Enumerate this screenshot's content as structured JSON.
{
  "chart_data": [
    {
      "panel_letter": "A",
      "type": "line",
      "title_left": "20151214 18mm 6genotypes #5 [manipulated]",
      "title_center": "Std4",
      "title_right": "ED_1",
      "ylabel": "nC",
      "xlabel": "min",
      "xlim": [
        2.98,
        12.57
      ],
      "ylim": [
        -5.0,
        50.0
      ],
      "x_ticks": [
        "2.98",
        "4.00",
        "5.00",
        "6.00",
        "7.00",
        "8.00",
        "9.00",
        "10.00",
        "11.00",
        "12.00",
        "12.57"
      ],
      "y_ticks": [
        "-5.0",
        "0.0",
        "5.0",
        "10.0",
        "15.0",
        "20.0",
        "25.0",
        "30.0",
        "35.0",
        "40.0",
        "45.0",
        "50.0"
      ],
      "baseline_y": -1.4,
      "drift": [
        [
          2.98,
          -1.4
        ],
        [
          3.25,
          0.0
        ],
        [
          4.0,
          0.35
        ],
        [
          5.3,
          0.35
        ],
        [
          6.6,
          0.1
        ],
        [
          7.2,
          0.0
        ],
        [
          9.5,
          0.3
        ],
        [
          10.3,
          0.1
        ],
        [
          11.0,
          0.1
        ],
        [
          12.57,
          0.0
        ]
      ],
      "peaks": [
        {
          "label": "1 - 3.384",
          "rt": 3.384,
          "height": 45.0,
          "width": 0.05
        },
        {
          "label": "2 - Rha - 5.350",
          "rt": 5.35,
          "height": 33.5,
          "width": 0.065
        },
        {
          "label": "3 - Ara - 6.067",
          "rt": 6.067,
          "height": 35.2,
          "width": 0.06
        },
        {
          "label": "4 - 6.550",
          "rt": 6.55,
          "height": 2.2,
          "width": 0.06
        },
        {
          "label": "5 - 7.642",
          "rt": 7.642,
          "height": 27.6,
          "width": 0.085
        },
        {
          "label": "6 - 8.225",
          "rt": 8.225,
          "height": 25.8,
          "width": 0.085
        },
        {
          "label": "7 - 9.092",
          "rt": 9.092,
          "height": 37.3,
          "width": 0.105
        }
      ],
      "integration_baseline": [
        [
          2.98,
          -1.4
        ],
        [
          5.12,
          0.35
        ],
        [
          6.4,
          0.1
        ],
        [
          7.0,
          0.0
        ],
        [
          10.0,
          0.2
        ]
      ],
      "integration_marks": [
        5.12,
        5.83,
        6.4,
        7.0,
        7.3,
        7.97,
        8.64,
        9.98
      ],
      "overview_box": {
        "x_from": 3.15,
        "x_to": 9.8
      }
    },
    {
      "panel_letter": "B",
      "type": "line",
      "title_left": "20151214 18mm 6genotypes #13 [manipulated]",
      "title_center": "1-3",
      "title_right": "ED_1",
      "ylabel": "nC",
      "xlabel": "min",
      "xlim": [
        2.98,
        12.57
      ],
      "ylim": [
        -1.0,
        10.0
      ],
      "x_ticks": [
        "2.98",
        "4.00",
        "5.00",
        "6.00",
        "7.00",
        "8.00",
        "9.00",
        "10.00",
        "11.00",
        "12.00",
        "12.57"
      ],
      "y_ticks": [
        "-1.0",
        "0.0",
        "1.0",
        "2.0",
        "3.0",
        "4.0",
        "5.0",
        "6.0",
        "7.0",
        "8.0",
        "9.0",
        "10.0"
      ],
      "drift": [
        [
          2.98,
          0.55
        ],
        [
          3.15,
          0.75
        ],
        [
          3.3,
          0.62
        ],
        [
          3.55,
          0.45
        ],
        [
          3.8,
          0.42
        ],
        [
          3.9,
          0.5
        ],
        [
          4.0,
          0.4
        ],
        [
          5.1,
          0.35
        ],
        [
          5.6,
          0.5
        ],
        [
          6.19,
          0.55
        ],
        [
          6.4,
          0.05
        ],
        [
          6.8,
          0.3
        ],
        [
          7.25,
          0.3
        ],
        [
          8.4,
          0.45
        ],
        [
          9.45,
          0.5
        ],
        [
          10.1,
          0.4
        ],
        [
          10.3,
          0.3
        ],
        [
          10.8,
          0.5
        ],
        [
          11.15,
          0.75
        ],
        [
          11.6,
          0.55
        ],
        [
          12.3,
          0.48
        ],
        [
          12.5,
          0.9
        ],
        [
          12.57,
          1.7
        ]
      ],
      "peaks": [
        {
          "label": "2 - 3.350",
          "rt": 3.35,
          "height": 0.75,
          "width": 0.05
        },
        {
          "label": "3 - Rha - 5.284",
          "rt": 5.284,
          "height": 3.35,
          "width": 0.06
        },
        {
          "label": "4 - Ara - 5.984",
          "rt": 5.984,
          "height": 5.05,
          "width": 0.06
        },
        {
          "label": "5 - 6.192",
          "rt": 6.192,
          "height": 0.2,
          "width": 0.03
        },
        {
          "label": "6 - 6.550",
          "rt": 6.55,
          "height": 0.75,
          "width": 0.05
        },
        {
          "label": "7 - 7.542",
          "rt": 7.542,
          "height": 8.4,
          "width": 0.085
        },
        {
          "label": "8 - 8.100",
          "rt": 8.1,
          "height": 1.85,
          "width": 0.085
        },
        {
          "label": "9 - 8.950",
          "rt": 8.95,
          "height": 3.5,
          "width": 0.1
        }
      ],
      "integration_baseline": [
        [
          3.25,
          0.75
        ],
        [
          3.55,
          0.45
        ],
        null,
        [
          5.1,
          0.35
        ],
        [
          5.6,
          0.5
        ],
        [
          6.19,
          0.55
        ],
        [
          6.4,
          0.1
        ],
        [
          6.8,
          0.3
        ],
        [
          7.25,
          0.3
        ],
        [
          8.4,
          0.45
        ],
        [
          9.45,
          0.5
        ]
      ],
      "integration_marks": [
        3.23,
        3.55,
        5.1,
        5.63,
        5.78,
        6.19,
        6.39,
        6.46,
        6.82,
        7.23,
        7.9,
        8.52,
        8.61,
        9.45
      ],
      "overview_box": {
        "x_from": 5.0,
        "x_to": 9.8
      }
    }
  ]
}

◇ ◇ ◇ ◇ ◇

Transcribe the material above in its entirety. Match it exactly.

Enumerate this screenshot's content as structured JSON.
{
  "chart_data": [
    {
      "panel_letter": "A",
      "type": "line",
      "title_left": "20151214 18mm 6genotypes #5 [manipulated]",
      "title_center": "Std4",
      "title_right": "ED_1",
      "ylabel": "nC",
      "xlabel": "min",
      "xlim": [
        2.98,
        12.57
      ],
      "ylim": [
        -5.0,
        50.0
      ],
      "x_ticks": [
        "2.98",
        "4.00",
        "5.00",
        "6.00",
        "7.00",
        "8.00",
        "9.00",
        "10.00",
        "11.00",
        "12.00",
        "12.57"
      ],
      "y_ticks": [
        "-5.0",
        "0.0",
        "5.0",
        "10.0",
        "15.0",
        "20.0",
        "25.0",
        "30.0",
        "35.0",
        "40.0",
        "45.0",
        "50.0"
      ],
      "baseline_y": -1.4,
      "drift": [
        [
          2.98,
          -1.4
        ],
        [
          3.25,
          0.0
        ],
        [
          4.0,
          0.35
        ],
        [
          5.3,
          0.35
        ],
        [
          6.6,
          0.1
        ],
        [
          7.2,
          0.0
        ],
        [
          9.5,
          0.3
        ],
        [
          10.3,
          0.1
        ],
        [
          11.0,
          0.1
        ],
        [
          12.57,
          0.0
        ]
      ],
      "peaks": [
        {
          "label": "1 - 3.384",
          "rt": 3.384,
          "height": 45.0,
          "width": 0.05
        },
        {
          "label": "2 - Rha - 5.350",
          "rt": 5.35,
          "height": 33.5,
          "width": 0.065
        },
        {
          "label": "3 - Ara - 6.067",
          "rt": 6.067,
          "height": 35.2,
          "width": 0.06
        },
        {
          "label": "4 - 6.550",
          "rt": 6.55,
          "height": 2.2,
          "width": 0.06
        },
        {
          "label": "5 - 7.642",
          "rt": 7.642,
          "height": 27.6,
          "width": 0.085
        },
        {
          "label": "6 - 8.225",
          "rt": 8.225,
          "height": 25.8,
          "width": 0.085
        },
        {
          "label": "7 - 9.092",
          "rt": 9.092,
          "height": 37.3,
          "width": 0.105
        }
      ],
      "integration_baseline": [
        [
          2.98,
          -1.4
        ],
        [
          5.12,
          0.35
        ],
        [
          6.4,
          0.1
        ],
        [
          7.0,
          0.0
        ],
        [
          10.0,
          0.2
        ]
      ],
      "integration_marks": [
        5.12,
        5.83,
        6.4,
        7.0,
        7.3,
        7.97,
        8.64,
        9.98
      ],
      "overview_box": {
        "x_from": 3.15,
        "x_to": 9.8
      }
    },
    {
      "panel_letter": "B",
      "type": "line",
      "title_left": "20151214 18mm 6genotypes #13 [manipulated]",
      "title_center": "1-3",
      "title_right": "ED_1",
      "ylabel": "nC",
      "xlabel": "min",
      "xlim": [
        2.98,
        12.57
      ],
      "ylim": [
        -1.0,
        10.0
      ],
      "x_ticks": [
        "2.98",
        "4.00",
        "5.00",
        "6.00",
        "7.00",
        "8.00",
        "9.00",
        "10.00",
        "11.00",
        "12.00",
        "12.57"
      ],
      "y_ticks": [
        "-1.0",
        "0.0",
        "1.0",
        "2.0",
        "3.0",
        "4.0",
        "5.0",
        "6.0",
        "7.0",
        "8.0",
        "9.0",
        "10.0"
      ],
      "drift": [
        [
          2.98,
          0.55
        ],
        [
          3.15,
          0.75
        ],
        [
          3.3,
          0.62
        ],
        [
          3.55,
          0.45
        ],
        [
          3.8,
          0.42
        ],
        [
          3.9,
          0.5
        ],
        [
          4.0,
          0.4
        ],
        [
          5.1,
          0.35
        ],
        [
          5.6,
          0.5
        ],
        [
          6.19,
          0.55
        ],
        [
          6.4,
          0.05
        ],
        [
          6.8,
          0.3
        ],
        [
          7.25,
          0.3
        ],
        [
          8.4,
          0.45
        ],
        [
          9.45,
          0.5
        ],
        [
          10.1,
          0.4
        ],
        [
          10.3,
          0.3
        ],
        [
          10.8,
          0.5
        ],
        [
          11.15,
          0.75
        ],
        [
          11.6,
          0.55
        ],
        [
          12.3,
          0.48
        ],
        [
          12.5,
          0.9
        ],
        [
          12.57,
          1.7
        ]
      ],
      "peaks": [
        {
          "label": "2 - 3.350",
          "rt": 3.35,
          "height": 0.75,
          "width": 0.05
        },
        {
          "label": "3 - Rha - 5.284",
          "rt": 5.284,
          "height": 3.35,
          "width": 0.06
        },
        {
          "label": "4 - Ara - 5.984",
          "rt": 5.984,
          "height": 5.05,
          "width": 0.06
        },
        {
          "label": "5 - 6.192",
          "rt": 6.192,
          "height": 0.2,
          "width": 0.03
        },
        {
          "label": "6 - 6.550",
          "rt": 6.55,
          "height": 0.75,
          "width": 0.05
        },
        {
          "label": "7 - 7.542",
          "rt": 7.542,
          "height": 8.4,
          "width": 0.085
        },
        {
          "label": "8 - 8.100",
          "rt": 8.1,
          "height": 1.85,
          "width": 0.085
        },
        {
          "label": "9 - 8.950",
          "rt": 8.95,
          "height": 3.5,
          "width": 0.1
        }
      ],
      "integration_baseline": [
        [
          3.25,
          0.75
        ],
        [
          3.55,
          0.45
        ],
        null,
        [
          5.1,
          0.35
        ],
        [
          5.6,
          0.5
        ],
        [
          6.19,
          0.55
        ],
        [
          6.4,
          0.1
        ],
        [
          6.8,
          0.3
        ],
        [
          7.25,
          0.3
        ],
        [
          8.4,
          0.45
        ],
        [
          9.45,
          0.5
        ]
      ],
      "integration_marks": [
        3.23,
        3.55,
        5.1,
        5.63,
        5.78,
        6.19,
        6.39,
        6.46,
        6.82,
        7.23,
        7.9,
        8.52,
        8.61,
        9.45
      ],
      "overview_box": {
        "x_from": 5.0,
        "x_to": 9.8
      }
    }
  ]
}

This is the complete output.